▶ _Task instructions_: Keep only the lines that hold the string "from", filtering out the rest of the entries below.
>> begin Information supplied
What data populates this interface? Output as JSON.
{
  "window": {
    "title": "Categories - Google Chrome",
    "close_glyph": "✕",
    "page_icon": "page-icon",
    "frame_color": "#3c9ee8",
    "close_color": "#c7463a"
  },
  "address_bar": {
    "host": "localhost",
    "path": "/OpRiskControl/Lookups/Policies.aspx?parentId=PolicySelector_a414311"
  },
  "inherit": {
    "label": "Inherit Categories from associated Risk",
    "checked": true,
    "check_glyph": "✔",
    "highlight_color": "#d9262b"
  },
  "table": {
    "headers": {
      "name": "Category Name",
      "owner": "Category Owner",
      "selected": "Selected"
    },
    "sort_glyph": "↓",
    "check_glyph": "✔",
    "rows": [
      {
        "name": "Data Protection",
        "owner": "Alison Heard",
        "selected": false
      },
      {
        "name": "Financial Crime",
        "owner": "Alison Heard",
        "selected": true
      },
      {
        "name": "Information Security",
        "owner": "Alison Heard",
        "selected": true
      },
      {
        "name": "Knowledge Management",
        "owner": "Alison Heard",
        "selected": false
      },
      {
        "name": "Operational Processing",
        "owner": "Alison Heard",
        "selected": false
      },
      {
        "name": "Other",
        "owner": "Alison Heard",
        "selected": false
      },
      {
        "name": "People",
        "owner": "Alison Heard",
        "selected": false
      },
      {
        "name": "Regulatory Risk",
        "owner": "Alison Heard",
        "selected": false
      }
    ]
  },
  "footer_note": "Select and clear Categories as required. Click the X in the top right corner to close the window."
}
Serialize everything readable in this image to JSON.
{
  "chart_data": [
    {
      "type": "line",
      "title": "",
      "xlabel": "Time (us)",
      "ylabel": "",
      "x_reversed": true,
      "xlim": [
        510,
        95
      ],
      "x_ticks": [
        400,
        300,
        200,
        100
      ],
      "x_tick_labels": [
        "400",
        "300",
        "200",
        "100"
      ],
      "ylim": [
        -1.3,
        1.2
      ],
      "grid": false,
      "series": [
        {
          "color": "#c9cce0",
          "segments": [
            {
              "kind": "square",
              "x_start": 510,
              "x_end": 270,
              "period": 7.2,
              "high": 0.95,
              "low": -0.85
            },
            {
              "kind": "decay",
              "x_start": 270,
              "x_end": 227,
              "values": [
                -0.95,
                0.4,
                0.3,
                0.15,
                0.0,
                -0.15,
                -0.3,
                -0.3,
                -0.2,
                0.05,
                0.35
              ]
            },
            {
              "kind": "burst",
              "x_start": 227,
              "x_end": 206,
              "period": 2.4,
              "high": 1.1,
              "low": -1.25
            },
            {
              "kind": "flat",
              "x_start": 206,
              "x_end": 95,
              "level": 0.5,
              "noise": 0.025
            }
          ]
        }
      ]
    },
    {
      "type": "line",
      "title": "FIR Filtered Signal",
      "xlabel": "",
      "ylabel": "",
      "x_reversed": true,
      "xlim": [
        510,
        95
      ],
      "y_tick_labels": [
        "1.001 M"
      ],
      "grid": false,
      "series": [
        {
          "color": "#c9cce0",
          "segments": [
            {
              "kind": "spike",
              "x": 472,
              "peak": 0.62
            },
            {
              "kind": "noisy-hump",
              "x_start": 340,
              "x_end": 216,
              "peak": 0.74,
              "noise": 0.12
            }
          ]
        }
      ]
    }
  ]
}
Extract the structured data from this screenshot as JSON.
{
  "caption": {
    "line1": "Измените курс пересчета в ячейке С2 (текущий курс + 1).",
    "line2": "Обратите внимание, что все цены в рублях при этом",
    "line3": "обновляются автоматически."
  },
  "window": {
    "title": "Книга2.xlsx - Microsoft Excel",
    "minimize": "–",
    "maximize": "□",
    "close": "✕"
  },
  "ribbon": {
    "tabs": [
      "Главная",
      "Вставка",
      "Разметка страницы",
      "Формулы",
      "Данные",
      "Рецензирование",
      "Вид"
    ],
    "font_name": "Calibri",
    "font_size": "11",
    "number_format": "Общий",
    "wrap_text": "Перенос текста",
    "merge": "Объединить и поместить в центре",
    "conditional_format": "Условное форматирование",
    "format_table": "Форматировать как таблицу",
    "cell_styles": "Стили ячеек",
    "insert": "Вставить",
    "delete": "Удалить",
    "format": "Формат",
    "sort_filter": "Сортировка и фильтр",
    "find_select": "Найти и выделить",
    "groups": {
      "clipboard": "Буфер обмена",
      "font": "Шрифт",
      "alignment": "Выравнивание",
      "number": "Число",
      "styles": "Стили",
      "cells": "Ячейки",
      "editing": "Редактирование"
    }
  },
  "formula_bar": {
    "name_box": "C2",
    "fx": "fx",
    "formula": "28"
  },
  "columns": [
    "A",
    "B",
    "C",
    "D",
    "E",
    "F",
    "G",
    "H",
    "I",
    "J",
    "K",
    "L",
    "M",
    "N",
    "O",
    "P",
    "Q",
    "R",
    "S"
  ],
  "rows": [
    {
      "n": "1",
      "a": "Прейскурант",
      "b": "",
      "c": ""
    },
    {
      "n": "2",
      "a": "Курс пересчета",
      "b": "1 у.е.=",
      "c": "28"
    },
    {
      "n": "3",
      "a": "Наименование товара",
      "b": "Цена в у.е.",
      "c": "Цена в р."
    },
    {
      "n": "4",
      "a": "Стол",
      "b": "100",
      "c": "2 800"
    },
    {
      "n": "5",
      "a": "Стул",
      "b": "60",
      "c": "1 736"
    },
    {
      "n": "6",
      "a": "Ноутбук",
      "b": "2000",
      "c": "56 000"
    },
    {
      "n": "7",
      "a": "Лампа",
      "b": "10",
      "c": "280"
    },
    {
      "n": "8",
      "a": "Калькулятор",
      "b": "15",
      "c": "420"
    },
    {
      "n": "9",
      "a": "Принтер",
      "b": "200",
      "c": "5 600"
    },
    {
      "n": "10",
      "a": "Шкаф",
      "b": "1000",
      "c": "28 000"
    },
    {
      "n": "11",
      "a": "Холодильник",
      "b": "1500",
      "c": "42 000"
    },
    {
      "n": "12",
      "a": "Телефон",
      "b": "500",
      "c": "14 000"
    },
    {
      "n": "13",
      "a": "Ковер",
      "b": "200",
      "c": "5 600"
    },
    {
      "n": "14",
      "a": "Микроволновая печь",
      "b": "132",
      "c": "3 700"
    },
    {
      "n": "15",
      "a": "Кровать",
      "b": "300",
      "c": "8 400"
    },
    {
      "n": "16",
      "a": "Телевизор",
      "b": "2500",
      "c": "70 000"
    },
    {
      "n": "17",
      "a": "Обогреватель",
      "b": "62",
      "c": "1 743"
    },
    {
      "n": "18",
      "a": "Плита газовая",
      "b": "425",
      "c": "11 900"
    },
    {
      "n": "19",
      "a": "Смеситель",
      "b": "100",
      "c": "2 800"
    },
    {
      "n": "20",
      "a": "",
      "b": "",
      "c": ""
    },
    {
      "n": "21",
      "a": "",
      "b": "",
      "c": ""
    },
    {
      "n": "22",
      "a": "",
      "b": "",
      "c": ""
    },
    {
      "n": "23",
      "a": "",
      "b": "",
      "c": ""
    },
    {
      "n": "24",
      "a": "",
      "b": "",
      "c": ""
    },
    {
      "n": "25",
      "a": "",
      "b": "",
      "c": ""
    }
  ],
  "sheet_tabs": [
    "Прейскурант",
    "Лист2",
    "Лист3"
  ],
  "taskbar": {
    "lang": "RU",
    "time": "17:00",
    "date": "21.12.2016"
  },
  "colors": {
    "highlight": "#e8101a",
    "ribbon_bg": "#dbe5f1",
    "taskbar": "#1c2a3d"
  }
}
>> end Information supplied
▶ _Exercise response_:
    "label": "Inherit Categories from associated Risk",
Extract the structured data from this screenshot as JSON.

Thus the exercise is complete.